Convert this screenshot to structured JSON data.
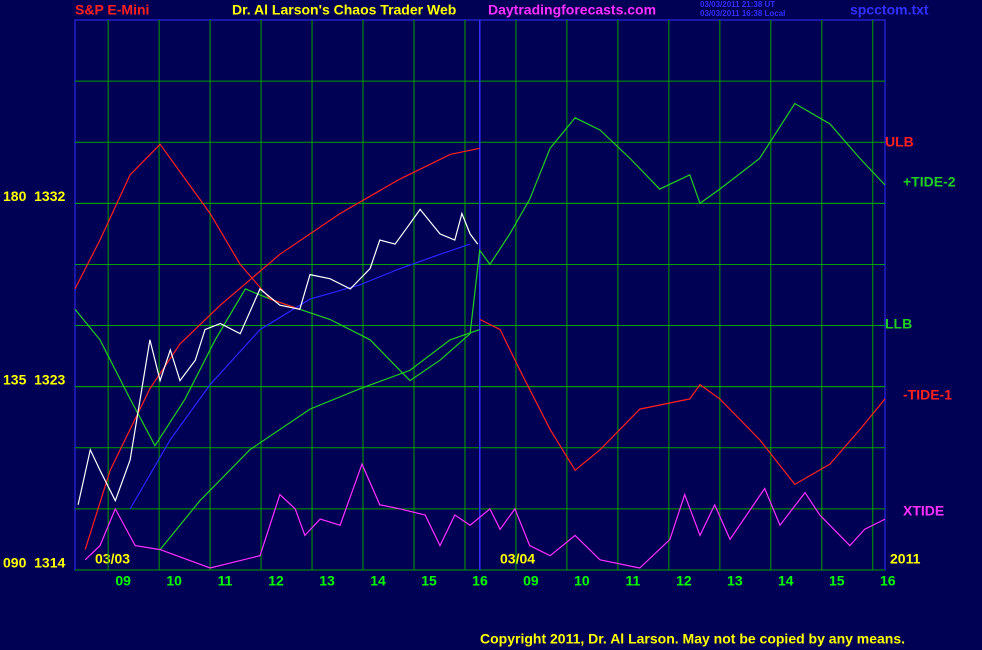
{
  "chart_data": {
    "type": "line",
    "header": {
      "symbol": "S&P E-Mini",
      "title": "Dr. Al Larson's Chaos Trader Web",
      "site": "Daytradingforecasts.com",
      "stamp_ut": "03/03/2011 21:38 UT",
      "stamp_local": "03/03/2011 16:38 Local",
      "file": "spcctom.txt"
    },
    "dates": [
      "03/03",
      "03/04",
      "2011"
    ],
    "copyright": "Copyright 2011, Dr. Al Larson. May not be copied by any means.",
    "xlim": [
      -0.65,
      15.24
    ],
    "ylim": [
      1314,
      1341
    ],
    "xticks": [
      {
        "value": 0,
        "label": "09"
      },
      {
        "value": 1,
        "label": "10"
      },
      {
        "value": 2,
        "label": "11"
      },
      {
        "value": 3,
        "label": "12"
      },
      {
        "value": 4,
        "label": "13"
      },
      {
        "value": 5,
        "label": "14"
      },
      {
        "value": 6,
        "label": "15"
      },
      {
        "value": 7,
        "label": "16"
      },
      {
        "value": 8,
        "label": "09"
      },
      {
        "value": 9,
        "label": "10"
      },
      {
        "value": 10,
        "label": "11"
      },
      {
        "value": 11,
        "label": "12"
      },
      {
        "value": 12,
        "label": "13"
      },
      {
        "value": 13,
        "label": "14"
      },
      {
        "value": 14,
        "label": "15"
      },
      {
        "value": 15,
        "label": "16"
      }
    ],
    "yticks": [
      {
        "value": 1314,
        "label": "090  1314"
      },
      {
        "value": 1323,
        "label": "135  1323"
      },
      {
        "value": 1332,
        "label": "180  1332"
      }
    ],
    "ygrid": [
      1317,
      1320,
      1323,
      1326,
      1329,
      1332,
      1335,
      1338
    ],
    "grid": true,
    "now_x": 7.29,
    "series": [
      {
        "name": "ULB",
        "color": "#ff2020",
        "x": [
          -0.45,
          0.04,
          0.82,
          1.41,
          2.2,
          3.37,
          4.55,
          5.73,
          6.71,
          7.29
        ],
        "values": [
          1315.0,
          1318.9,
          1322.9,
          1325.1,
          1327.0,
          1329.5,
          1331.5,
          1333.2,
          1334.4,
          1334.7
        ]
      },
      {
        "name": "+TIDE-2",
        "color": "#20d020",
        "x": [
          -0.65,
          -0.16,
          0.43,
          0.92,
          1.51,
          2.1,
          2.69,
          3.18,
          3.76,
          4.35,
          5.14,
          5.92,
          6.51,
          7.1,
          7.29,
          7.49,
          7.88,
          8.27,
          8.67,
          9.16,
          9.65,
          10.24,
          10.82,
          11.41,
          11.61,
          12.0,
          12.78,
          13.47,
          14.16,
          14.75,
          15.24
        ],
        "values": [
          1326.8,
          1325.3,
          1322.4,
          1320.1,
          1322.4,
          1325.3,
          1327.8,
          1327.3,
          1326.8,
          1326.3,
          1325.3,
          1323.3,
          1324.3,
          1325.6,
          1329.7,
          1329.0,
          1330.5,
          1332.2,
          1334.7,
          1336.2,
          1335.6,
          1334.2,
          1332.7,
          1333.4,
          1332.0,
          1332.7,
          1334.2,
          1336.9,
          1335.9,
          1334.2,
          1332.9
        ]
      },
      {
        "name": "LLB",
        "color": "#20d020",
        "x": [
          1.02,
          1.8,
          2.78,
          3.96,
          4.94,
          5.92,
          6.71,
          7.29
        ],
        "values": [
          1315.0,
          1317.4,
          1319.9,
          1321.9,
          1322.9,
          1323.8,
          1325.3,
          1325.8
        ]
      },
      {
        "name": "-TIDE-1",
        "color": "#ff2020",
        "x": [
          -0.65,
          -0.16,
          0.43,
          1.02,
          1.51,
          2.0,
          2.59,
          3.18,
          3.76,
          5,
          7.29,
          7.69,
          8.08,
          8.67,
          9.16,
          9.65,
          10.43,
          11.41,
          11.61,
          12.0,
          12.78,
          13.47,
          14.16,
          14.75,
          15.24
        ],
        "values": [
          1327.8,
          1330.2,
          1333.4,
          1334.9,
          1333.2,
          1331.5,
          1329.0,
          1327.3,
          1326.8,
          null,
          1326.3,
          1325.8,
          1323.8,
          1320.9,
          1318.9,
          1319.9,
          1321.9,
          1322.4,
          1323.1,
          1322.4,
          1320.4,
          1318.2,
          1319.2,
          1320.9,
          1322.4
        ]
      },
      {
        "name": "XTIDE",
        "color": "#ff30ff",
        "x": [
          -0.45,
          -0.16,
          0.14,
          0.53,
          1.02,
          2.0,
          2.98,
          3.37,
          3.67,
          3.86,
          4.16,
          4.55,
          4.98,
          5.33,
          5.73,
          6.22,
          6.51,
          6.8,
          7.1,
          7.49,
          7.69,
          7.98,
          8.27,
          8.67,
          9.16,
          9.65,
          10.43,
          11.02,
          11.31,
          11.61,
          11.9,
          12.2,
          12.88,
          13.18,
          13.67,
          13.96,
          14.55,
          14.84,
          15.24
        ],
        "values": [
          1314.5,
          1315.2,
          1317.0,
          1315.2,
          1315.0,
          1314.1,
          1314.7,
          1317.7,
          1317.0,
          1315.7,
          1316.5,
          1316.2,
          1319.2,
          1317.2,
          1317.0,
          1316.7,
          1315.2,
          1316.7,
          1316.2,
          1317.0,
          1316.0,
          1317.0,
          1315.2,
          1314.7,
          1315.7,
          1314.5,
          1314.1,
          1315.5,
          1317.7,
          1315.7,
          1317.2,
          1315.5,
          1318.0,
          1316.2,
          1317.8,
          1316.7,
          1315.2,
          1316.0,
          1316.5
        ]
      },
      {
        "color": "#2828ff",
        "x": [
          0.43,
          1.22,
          2.0,
          2.98,
          3.96,
          4.94,
          5.73,
          6.51,
          7.1
        ],
        "values": [
          1317.0,
          1320.4,
          1323.1,
          1325.8,
          1327.3,
          1328.0,
          1328.8,
          1329.5,
          1330.0
        ]
      },
      {
        "color": "#ffffff",
        "x": [
          -0.59,
          -0.35,
          -0.16,
          0.14,
          0.43,
          0.63,
          0.82,
          1.02,
          1.22,
          1.41,
          1.71,
          1.9,
          2.2,
          2.59,
          2.98,
          3.37,
          3.76,
          3.96,
          4.35,
          4.75,
          5.14,
          5.33,
          5.63,
          5.92,
          6.12,
          6.51,
          6.8,
          6.94,
          7.1,
          7.25
        ],
        "values": [
          1317.2,
          1319.9,
          1318.9,
          1317.4,
          1319.4,
          1322.4,
          1325.3,
          1323.3,
          1324.8,
          1323.3,
          1324.3,
          1325.8,
          1326.1,
          1325.6,
          1327.8,
          1327.0,
          1326.8,
          1328.5,
          1328.3,
          1327.8,
          1328.8,
          1330.2,
          1330.0,
          1331.0,
          1331.7,
          1330.5,
          1330.2,
          1331.5,
          1330.5,
          1330.0
        ]
      }
    ]
  }
}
__________
WHAT TO WORK ON:
Repeat the material above word for word, please, apart from its images.

RESULT OF THIS TASK:
Convert this screenshot to structured JSON data.
{
  "chart_data": {
    "type": "line",
    "header": {
      "symbol": "S&P E-Mini",
      "title": "Dr. Al Larson's Chaos Trader Web",
      "site": "Daytradingforecasts.com",
      "stamp_ut": "03/03/2011 21:38 UT",
      "stamp_local": "03/03/2011 16:38 Local",
      "file": "spcctom.txt"
    },
    "dates": [
      "03/03",
      "03/04",
      "2011"
    ],
    "copyright": "Copyright 2011, Dr. Al Larson. May not be copied by any means.",
    "xlim": [
      -0.65,
      15.24
    ],
    "ylim": [
      1314,
      1341
    ],
    "xticks": [
      {
        "value": 0,
        "label": "09"
      },
      {
        "value": 1,
        "label": "10"
      },
      {
        "value": 2,
        "label": "11"
      },
      {
        "value": 3,
        "label": "12"
      },
      {
        "value": 4,
        "label": "13"
      },
      {
        "value": 5,
        "label": "14"
      },
      {
        "value": 6,
        "label": "15"
      },
      {
        "value": 7,
        "label": "16"
      },
      {
        "value": 8,
        "label": "09"
      },
      {
        "value": 9,
        "label": "10"
      },
      {
        "value": 10,
        "label": "11"
      },
      {
        "value": 11,
        "label": "12"
      },
      {
        "value": 12,
        "label": "13"
      },
      {
        "value": 13,
        "label": "14"
      },
      {
        "value": 14,
        "label": "15"
      },
      {
        "value": 15,
        "label": "16"
      }
    ],
    "yticks": [
      {
        "value": 1314,
        "label": "090  1314"
      },
      {
        "value": 1323,
        "label": "135  1323"
      },
      {
        "value": 1332,
        "label": "180  1332"
      }
    ],
    "ygrid": [
      1317,
      1320,
      1323,
      1326,
      1329,
      1332,
      1335,
      1338
    ],
    "grid": true,
    "now_x": 7.29,
    "series": [
      {
        "name": "ULB",
        "color": "#ff2020",
        "x": [
          -0.45,
          0.04,
          0.82,
          1.41,
          2.2,
          3.37,
          4.55,
          5.73,
          6.71,
          7.29
        ],
        "values": [
          1315.0,
          1318.9,
          1322.9,
          1325.1,
          1327.0,
          1329.5,
          1331.5,
          1333.2,
          1334.4,
          1334.7
        ]
      },
      {
        "name": "+TIDE-2",
        "color": "#20d020",
        "x": [
          -0.65,
          -0.16,
          0.43,
          0.92,
          1.51,
          2.1,
          2.69,
          3.18,
          3.76,
          4.35,
          5.14,
          5.92,
          6.51,
          7.1,
          7.29,
          7.49,
          7.88,
          8.27,
          8.67,
          9.16,
          9.65,
          10.24,
          10.82,
          11.41,
          11.61,
          12.0,
          12.78,
          13.47,
          14.16,
          14.75,
          15.24
        ],
        "values": [
          1326.8,
          1325.3,
          1322.4,
          1320.1,
          1322.4,
          1325.3,
          1327.8,
          1327.3,
          1326.8,
          1326.3,
          1325.3,
          1323.3,
          1324.3,
          1325.6,
          1329.7,
          1329.0,
          1330.5,
          1332.2,
          1334.7,
          1336.2,
          1335.6,
          1334.2,
          1332.7,
          1333.4,
          1332.0,
          1332.7,
          1334.2,
          1336.9,
          1335.9,
          1334.2,
          1332.9
        ]
      },
      {
        "name": "LLB",
        "color": "#20d020",
        "x": [
          1.02,
          1.8,
          2.78,
          3.96,
          4.94,
          5.92,
          6.71,
          7.29
        ],
        "values": [
          1315.0,
          1317.4,
          1319.9,
          1321.9,
          1322.9,
          1323.8,
          1325.3,
          1325.8
        ]
      },
      {
        "name": "-TIDE-1",
        "color": "#ff2020",
        "x": [
          -0.65,
          -0.16,
          0.43,
          1.02,
          1.51,
          2.0,
          2.59,
          3.18,
          3.76,
          5,
          7.29,
          7.69,
          8.08,
          8.67,
          9.16,
          9.65,
          10.43,
          11.41,
          11.61,
          12.0,
          12.78,
          13.47,
          14.16,
          14.75,
          15.24
        ],
        "values": [
          1327.8,
          1330.2,
          1333.4,
          1334.9,
          1333.2,
          1331.5,
          1329.0,
          1327.3,
          1326.8,
          null,
          1326.3,
          1325.8,
          1323.8,
          1320.9,
          1318.9,
          1319.9,
          1321.9,
          1322.4,
          1323.1,
          1322.4,
          1320.4,
          1318.2,
          1319.2,
          1320.9,
          1322.4
        ]
      },
      {
        "name": "XTIDE",
        "color": "#ff30ff",
        "x": [
          -0.45,
          -0.16,
          0.14,
          0.53,
          1.02,
          2.0,
          2.98,
          3.37,
          3.67,
          3.86,
          4.16,
          4.55,
          4.98,
          5.33,
          5.73,
          6.22,
          6.51,
          6.8,
          7.1,
          7.49,
          7.69,
          7.98,
          8.27,
          8.67,
          9.16,
          9.65,
          10.43,
          11.02,
          11.31,
          11.61,
          11.9,
          12.2,
          12.88,
          13.18,
          13.67,
          13.96,
          14.55,
          14.84,
          15.24
        ],
        "values": [
          1314.5,
          1315.2,
          1317.0,
          1315.2,
          1315.0,
          1314.1,
          1314.7,
          1317.7,
          1317.0,
          1315.7,
          1316.5,
          1316.2,
          1319.2,
          1317.2,
          1317.0,
          1316.7,
          1315.2,
          1316.7,
          1316.2,
          1317.0,
          1316.0,
          1317.0,
          1315.2,
          1314.7,
          1315.7,
          1314.5,
          1314.1,
          1315.5,
          1317.7,
          1315.7,
          1317.2,
          1315.5,
          1318.0,
          1316.2,
          1317.8,
          1316.7,
          1315.2,
          1316.0,
          1316.5
        ]
      },
      {
        "color": "#2828ff",
        "x": [
          0.43,
          1.22,
          2.0,
          2.98,
          3.96,
          4.94,
          5.73,
          6.51,
          7.1
        ],
        "values": [
          1317.0,
          1320.4,
          1323.1,
          1325.8,
          1327.3,
          1328.0,
          1328.8,
          1329.5,
          1330.0
        ]
      },
      {
        "color": "#ffffff",
        "x": [
          -0.59,
          -0.35,
          -0.16,
          0.14,
          0.43,
          0.63,
          0.82,
          1.02,
          1.22,
          1.41,
          1.71,
          1.9,
          2.2,
          2.59,
          2.98,
          3.37,
          3.76,
          3.96,
          4.35,
          4.75,
          5.14,
          5.33,
          5.63,
          5.92,
          6.12,
          6.51,
          6.8,
          6.94,
          7.1,
          7.25
        ],
        "values": [
          1317.2,
          1319.9,
          1318.9,
          1317.4,
          1319.4,
          1322.4,
          1325.3,
          1323.3,
          1324.8,
          1323.3,
          1324.3,
          1325.8,
          1326.1,
          1325.6,
          1327.8,
          1327.0,
          1326.8,
          1328.5,
          1328.3,
          1327.8,
          1328.8,
          1330.2,
          1330.0,
          1331.0,
          1331.7,
          1330.5,
          1330.2,
          1331.5,
          1330.5,
          1330.0
        ]
      }
    ]
  }
}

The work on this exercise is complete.